[Your task]:
List each line in which the string "label" appears.

[Extracted data]:
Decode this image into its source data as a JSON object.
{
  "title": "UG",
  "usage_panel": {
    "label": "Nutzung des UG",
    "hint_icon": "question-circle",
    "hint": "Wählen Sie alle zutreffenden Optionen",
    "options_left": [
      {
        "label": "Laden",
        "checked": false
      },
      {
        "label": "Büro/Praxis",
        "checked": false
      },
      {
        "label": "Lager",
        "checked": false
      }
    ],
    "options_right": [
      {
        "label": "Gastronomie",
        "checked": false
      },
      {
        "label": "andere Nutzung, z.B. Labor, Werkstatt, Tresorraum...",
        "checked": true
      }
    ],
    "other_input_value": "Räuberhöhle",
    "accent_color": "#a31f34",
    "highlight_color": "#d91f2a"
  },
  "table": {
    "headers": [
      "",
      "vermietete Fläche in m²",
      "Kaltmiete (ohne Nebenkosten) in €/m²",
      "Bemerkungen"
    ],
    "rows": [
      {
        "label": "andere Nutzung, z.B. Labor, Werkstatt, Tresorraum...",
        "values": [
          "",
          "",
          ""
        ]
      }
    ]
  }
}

[Solved exercise]:
    "label": "Nutzung des UG",
        "label": "Laden",
        "label": "Büro/Praxis",
        "label": "Lager",
        "label": "Gastronomie",
        "label": "andere Nutzung, z.B. Labor, Werkstatt, Tresorraum...",
        "label": "andere Nutzung, z.B. Labor, Werkstatt, Tresorraum...",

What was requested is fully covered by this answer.